Goal: Print the data below verbatim, everything from the line containing "What are the" down to the line containing "x-tick-label: 10 bbox=[331, 496, 352, 511]", both of those lines included.

Supplied records:
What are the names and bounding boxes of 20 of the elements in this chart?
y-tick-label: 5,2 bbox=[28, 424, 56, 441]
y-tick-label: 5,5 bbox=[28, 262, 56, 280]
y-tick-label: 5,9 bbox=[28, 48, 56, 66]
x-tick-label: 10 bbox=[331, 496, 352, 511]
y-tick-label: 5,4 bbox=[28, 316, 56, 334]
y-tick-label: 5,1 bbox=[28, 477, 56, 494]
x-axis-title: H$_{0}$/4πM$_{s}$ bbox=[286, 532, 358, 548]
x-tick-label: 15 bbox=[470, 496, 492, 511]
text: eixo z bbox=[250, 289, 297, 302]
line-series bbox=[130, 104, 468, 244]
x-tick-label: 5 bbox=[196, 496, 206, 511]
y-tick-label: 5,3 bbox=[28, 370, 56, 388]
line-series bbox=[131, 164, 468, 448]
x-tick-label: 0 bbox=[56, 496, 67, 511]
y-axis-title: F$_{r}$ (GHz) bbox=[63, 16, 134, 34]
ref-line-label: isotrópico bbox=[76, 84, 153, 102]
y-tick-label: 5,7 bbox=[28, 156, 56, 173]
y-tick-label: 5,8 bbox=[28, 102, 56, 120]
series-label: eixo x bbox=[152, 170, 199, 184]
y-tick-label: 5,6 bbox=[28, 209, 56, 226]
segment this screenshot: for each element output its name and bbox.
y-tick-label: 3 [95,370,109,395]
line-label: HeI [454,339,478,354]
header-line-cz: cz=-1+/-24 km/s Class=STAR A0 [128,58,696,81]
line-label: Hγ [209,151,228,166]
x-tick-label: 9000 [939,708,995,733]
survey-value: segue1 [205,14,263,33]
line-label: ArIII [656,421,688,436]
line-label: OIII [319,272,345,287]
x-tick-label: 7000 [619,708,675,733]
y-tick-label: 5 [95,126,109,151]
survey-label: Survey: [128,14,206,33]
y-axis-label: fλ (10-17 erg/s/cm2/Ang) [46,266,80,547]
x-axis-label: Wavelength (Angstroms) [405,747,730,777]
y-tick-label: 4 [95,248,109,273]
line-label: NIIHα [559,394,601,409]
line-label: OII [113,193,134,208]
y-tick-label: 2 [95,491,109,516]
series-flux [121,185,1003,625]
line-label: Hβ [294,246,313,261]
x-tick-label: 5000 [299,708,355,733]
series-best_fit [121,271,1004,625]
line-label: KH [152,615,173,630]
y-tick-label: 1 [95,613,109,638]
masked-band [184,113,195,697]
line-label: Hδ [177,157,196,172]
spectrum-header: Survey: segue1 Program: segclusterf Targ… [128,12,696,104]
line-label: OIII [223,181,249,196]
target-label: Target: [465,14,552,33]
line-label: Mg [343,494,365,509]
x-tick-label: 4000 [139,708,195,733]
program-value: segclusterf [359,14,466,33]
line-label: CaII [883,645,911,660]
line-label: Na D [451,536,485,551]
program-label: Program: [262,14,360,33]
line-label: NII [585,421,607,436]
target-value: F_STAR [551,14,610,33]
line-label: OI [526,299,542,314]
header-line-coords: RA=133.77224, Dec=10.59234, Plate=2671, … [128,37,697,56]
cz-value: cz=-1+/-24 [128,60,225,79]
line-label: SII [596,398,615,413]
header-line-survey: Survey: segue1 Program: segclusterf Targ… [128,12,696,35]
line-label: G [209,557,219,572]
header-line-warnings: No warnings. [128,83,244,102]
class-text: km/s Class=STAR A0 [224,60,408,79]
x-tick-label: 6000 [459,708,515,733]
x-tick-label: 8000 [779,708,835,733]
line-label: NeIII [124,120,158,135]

* * *

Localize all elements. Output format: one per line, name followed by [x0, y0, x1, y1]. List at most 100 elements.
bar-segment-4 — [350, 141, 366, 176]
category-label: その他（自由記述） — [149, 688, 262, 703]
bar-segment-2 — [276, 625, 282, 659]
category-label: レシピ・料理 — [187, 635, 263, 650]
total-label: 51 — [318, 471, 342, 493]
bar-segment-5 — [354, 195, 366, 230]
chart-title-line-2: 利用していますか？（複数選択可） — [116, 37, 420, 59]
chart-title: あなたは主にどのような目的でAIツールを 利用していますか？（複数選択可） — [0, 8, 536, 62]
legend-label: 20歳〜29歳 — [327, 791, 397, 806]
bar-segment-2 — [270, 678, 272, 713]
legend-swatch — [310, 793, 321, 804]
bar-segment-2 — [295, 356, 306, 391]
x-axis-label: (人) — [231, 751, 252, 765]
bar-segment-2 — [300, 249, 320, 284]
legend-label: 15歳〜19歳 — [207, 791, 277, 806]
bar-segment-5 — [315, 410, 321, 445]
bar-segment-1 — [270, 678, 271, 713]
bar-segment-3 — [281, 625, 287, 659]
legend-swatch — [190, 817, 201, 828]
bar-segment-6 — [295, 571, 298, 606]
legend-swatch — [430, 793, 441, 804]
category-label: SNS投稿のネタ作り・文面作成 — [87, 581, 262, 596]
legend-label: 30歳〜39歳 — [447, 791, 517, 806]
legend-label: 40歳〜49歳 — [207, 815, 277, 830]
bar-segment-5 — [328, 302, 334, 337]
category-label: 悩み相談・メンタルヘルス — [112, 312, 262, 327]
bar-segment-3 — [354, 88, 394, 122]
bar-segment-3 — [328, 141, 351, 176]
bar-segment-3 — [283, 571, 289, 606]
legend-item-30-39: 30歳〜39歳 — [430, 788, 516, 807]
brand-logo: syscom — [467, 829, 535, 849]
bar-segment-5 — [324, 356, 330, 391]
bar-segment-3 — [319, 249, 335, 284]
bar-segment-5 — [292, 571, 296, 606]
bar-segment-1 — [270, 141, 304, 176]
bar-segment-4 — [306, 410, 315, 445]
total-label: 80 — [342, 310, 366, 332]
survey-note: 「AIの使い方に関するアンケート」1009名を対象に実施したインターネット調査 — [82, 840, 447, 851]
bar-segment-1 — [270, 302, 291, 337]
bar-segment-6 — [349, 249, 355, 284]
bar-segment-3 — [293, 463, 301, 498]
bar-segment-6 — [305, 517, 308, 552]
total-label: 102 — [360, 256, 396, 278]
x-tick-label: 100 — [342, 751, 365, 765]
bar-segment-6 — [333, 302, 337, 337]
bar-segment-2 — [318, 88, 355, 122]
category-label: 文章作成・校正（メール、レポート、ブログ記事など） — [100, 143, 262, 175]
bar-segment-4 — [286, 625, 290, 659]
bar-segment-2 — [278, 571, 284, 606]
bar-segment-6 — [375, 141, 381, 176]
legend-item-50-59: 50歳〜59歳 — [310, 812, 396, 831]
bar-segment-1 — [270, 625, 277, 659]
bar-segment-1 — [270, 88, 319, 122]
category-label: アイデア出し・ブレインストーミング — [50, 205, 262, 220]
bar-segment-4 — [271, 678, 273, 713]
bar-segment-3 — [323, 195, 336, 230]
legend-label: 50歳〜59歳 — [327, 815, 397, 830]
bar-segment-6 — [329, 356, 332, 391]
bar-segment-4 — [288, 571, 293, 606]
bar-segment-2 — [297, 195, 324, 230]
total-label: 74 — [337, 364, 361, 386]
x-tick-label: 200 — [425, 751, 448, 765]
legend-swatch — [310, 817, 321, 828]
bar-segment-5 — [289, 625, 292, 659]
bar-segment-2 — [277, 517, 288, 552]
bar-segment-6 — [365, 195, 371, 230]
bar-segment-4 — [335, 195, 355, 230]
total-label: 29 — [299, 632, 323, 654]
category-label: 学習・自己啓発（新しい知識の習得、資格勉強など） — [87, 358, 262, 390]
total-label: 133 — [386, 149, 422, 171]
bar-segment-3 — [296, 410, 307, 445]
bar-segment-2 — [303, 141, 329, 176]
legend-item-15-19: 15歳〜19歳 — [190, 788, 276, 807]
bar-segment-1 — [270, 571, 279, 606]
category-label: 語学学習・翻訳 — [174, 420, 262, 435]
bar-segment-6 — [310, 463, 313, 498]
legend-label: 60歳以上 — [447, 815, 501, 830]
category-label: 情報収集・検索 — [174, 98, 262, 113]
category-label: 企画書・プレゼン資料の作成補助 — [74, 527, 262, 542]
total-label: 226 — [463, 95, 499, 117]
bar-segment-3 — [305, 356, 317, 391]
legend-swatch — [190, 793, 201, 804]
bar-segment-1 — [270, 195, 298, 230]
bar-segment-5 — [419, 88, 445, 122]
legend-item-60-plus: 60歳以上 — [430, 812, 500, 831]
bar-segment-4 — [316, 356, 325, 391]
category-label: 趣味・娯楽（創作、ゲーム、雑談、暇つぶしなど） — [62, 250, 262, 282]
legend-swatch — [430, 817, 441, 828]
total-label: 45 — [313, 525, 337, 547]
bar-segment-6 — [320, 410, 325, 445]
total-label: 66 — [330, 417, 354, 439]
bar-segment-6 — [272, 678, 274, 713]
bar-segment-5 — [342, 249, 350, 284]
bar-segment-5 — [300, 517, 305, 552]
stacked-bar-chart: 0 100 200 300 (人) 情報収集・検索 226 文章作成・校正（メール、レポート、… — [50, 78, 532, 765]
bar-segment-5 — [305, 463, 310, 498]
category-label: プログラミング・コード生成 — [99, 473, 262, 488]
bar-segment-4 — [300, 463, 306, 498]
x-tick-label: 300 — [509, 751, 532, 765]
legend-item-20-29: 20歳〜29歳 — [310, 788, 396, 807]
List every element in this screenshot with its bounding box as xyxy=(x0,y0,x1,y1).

Solution to this exercise:
What are the names and bounding boxes of 20 of the elements in this chart?
y-tick-label: 5,2 bbox=[28, 424, 56, 441]
y-tick-label: 5,5 bbox=[28, 262, 56, 280]
y-tick-label: 5,9 bbox=[28, 48, 56, 66]
x-tick-label: 10 bbox=[331, 496, 352, 511]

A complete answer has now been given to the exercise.